Goal:
Locate all lines with the word "this". Copy them.

Working data:
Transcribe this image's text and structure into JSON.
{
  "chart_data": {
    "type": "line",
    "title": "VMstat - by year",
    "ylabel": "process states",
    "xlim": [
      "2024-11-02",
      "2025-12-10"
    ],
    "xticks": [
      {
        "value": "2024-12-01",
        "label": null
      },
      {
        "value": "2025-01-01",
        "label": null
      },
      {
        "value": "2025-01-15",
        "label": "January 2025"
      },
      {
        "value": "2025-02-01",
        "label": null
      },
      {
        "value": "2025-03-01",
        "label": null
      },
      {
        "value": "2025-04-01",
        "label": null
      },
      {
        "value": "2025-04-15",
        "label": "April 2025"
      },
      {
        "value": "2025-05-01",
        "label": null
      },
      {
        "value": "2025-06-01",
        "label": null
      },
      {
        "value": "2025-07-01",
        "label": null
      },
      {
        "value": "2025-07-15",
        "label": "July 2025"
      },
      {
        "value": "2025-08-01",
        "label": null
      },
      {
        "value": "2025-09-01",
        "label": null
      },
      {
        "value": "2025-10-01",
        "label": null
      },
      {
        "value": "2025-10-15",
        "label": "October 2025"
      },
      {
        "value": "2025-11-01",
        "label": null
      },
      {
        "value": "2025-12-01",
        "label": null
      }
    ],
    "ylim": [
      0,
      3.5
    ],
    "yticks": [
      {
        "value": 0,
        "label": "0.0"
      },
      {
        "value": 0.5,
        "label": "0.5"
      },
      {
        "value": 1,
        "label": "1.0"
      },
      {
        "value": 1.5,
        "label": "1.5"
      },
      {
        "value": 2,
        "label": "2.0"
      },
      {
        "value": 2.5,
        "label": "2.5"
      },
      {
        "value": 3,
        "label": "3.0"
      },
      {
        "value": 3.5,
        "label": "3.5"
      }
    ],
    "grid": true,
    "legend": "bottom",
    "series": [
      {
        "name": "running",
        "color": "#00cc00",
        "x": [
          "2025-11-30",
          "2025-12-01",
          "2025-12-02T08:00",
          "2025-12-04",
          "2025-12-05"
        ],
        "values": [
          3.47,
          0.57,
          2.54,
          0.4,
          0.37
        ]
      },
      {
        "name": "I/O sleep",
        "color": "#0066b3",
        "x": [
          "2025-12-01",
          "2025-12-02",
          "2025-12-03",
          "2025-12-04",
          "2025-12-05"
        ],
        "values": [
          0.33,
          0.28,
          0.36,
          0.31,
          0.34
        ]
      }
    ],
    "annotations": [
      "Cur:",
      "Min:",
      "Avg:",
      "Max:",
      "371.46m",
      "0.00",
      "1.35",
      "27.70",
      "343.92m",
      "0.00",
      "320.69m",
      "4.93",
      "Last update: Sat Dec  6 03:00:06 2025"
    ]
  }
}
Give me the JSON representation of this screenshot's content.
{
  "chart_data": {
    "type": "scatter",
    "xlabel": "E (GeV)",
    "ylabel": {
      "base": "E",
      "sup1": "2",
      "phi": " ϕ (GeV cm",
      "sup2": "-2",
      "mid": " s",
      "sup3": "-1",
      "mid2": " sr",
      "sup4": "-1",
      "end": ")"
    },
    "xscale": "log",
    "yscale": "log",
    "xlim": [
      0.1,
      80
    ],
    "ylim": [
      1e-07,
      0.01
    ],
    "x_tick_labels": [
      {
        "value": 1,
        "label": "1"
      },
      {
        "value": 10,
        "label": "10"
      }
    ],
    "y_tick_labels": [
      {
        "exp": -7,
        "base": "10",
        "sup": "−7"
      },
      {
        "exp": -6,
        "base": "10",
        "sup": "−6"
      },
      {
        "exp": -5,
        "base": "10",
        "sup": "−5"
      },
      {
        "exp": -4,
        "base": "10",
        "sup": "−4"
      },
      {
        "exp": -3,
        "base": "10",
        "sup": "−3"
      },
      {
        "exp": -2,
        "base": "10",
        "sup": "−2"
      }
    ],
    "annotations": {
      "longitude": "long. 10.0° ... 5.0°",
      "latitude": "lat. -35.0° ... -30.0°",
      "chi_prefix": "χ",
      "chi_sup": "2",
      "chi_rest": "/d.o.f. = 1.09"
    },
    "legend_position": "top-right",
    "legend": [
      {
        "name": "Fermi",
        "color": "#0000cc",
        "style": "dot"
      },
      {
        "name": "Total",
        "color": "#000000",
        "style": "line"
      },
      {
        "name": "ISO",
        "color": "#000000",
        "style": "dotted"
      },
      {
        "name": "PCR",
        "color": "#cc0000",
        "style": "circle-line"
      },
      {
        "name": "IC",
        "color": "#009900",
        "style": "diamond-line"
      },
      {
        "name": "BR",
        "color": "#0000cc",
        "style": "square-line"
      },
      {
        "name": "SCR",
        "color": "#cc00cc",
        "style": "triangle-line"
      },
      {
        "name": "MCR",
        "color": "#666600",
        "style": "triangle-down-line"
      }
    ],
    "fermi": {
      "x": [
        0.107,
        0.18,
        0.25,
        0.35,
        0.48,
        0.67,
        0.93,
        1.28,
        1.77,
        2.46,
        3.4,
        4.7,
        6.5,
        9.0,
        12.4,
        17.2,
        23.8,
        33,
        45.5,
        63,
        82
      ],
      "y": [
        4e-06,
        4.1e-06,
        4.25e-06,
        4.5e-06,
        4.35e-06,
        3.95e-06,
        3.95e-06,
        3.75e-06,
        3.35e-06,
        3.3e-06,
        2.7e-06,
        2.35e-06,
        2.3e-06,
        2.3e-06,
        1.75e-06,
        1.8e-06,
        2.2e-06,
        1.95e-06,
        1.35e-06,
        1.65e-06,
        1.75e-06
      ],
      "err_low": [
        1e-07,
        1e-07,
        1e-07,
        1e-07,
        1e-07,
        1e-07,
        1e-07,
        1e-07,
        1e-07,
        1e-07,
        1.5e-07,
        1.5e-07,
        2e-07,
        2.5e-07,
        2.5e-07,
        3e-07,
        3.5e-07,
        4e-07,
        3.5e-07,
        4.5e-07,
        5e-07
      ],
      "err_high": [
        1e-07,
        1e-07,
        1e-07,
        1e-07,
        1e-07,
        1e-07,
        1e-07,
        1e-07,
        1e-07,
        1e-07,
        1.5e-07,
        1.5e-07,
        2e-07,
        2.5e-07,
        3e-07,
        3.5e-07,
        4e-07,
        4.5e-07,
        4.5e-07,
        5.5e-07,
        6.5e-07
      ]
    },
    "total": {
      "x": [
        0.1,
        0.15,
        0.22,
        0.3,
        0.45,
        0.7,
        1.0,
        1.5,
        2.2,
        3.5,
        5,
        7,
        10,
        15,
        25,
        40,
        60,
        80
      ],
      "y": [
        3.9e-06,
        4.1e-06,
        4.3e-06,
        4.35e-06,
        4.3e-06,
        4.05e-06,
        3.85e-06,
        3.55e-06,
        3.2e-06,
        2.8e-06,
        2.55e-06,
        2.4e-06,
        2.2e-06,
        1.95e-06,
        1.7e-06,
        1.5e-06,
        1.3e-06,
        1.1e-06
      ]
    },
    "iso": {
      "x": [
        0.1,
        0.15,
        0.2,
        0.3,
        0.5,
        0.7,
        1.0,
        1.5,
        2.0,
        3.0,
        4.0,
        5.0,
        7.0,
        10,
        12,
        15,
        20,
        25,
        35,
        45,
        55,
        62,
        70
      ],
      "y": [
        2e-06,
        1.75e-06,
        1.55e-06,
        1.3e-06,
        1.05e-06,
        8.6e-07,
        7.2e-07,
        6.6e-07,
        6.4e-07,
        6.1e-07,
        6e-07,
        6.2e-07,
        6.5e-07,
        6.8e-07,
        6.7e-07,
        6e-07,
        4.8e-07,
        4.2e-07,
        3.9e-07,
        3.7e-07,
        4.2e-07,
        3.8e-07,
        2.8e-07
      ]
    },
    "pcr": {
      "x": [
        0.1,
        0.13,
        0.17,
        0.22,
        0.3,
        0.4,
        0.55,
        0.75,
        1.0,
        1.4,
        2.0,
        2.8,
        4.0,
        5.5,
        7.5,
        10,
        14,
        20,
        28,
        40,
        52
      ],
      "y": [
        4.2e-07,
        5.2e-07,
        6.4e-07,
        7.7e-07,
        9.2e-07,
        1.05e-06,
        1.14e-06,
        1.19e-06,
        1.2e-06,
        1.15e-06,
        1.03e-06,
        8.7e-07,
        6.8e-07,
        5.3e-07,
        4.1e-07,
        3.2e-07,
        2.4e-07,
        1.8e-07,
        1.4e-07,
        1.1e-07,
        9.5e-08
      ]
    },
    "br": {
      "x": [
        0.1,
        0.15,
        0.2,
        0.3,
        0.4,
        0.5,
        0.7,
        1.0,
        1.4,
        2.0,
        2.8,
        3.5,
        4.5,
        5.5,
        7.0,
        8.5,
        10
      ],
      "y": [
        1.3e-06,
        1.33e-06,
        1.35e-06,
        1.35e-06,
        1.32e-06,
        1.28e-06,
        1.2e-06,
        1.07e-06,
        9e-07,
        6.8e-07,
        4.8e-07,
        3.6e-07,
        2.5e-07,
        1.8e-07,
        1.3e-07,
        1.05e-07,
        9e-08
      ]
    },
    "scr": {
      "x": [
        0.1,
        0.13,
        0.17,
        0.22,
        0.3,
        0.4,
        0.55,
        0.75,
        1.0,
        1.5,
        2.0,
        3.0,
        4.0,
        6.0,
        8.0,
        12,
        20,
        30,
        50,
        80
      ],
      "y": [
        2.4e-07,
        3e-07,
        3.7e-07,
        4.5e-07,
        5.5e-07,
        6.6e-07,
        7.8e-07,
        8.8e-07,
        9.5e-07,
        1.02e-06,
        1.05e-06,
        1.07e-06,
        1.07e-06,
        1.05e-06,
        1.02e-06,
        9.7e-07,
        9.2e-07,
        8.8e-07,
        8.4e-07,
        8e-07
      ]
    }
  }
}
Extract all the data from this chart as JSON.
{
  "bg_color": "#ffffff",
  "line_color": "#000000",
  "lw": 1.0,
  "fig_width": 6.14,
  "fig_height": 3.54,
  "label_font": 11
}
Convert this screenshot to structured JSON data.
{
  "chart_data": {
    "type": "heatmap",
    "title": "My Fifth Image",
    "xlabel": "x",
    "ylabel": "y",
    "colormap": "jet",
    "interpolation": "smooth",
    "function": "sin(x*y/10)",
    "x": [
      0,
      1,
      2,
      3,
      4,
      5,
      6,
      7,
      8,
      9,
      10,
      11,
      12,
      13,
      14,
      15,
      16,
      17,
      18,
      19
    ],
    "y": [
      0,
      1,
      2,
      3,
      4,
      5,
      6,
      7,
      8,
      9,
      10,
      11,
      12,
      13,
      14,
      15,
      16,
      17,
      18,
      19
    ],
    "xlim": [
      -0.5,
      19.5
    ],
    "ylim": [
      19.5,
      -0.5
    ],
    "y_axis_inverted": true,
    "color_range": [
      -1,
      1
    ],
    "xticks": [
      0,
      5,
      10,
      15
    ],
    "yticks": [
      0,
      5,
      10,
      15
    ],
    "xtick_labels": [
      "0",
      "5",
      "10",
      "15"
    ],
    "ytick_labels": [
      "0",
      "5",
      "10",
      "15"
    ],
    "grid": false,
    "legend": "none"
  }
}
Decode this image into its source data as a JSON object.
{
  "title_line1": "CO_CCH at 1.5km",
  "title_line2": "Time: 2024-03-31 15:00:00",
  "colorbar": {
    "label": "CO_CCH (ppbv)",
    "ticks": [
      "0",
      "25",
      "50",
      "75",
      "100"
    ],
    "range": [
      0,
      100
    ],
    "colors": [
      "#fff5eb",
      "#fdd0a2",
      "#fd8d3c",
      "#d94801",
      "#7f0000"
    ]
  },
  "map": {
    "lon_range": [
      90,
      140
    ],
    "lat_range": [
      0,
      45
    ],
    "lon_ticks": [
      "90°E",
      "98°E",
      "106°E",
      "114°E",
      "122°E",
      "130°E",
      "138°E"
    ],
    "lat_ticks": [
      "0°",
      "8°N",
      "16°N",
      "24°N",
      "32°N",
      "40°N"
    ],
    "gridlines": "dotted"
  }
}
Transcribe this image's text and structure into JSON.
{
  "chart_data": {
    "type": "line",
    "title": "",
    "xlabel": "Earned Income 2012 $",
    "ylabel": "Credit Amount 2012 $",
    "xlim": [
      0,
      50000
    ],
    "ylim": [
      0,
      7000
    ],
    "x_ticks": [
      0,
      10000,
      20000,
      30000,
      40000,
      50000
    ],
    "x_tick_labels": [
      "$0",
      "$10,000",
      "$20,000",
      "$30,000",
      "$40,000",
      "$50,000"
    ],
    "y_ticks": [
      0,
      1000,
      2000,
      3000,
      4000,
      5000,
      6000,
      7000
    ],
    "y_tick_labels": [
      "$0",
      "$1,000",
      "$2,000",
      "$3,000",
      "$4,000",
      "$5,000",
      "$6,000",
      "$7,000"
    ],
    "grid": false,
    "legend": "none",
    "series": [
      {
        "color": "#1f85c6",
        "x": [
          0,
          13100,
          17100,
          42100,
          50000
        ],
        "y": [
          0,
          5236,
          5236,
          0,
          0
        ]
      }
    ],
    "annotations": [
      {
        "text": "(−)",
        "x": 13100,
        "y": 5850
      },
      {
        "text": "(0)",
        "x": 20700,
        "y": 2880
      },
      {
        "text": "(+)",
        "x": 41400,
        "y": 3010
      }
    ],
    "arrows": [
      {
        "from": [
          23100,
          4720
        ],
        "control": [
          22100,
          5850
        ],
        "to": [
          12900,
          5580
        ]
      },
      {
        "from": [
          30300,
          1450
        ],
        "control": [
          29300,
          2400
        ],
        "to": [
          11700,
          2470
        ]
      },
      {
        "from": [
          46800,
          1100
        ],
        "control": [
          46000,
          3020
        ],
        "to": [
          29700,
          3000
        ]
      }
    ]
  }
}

Task answer:
Transcribe this image's text and structure into JSON.
Give me the JSON representation of this screenshot's content.
Extract all the data from this chart as JSON.
Convert this screenshot to structured JSON data.
Decode this image into its source data as a JSON object.
Transcribe this image's text and structure into JSON.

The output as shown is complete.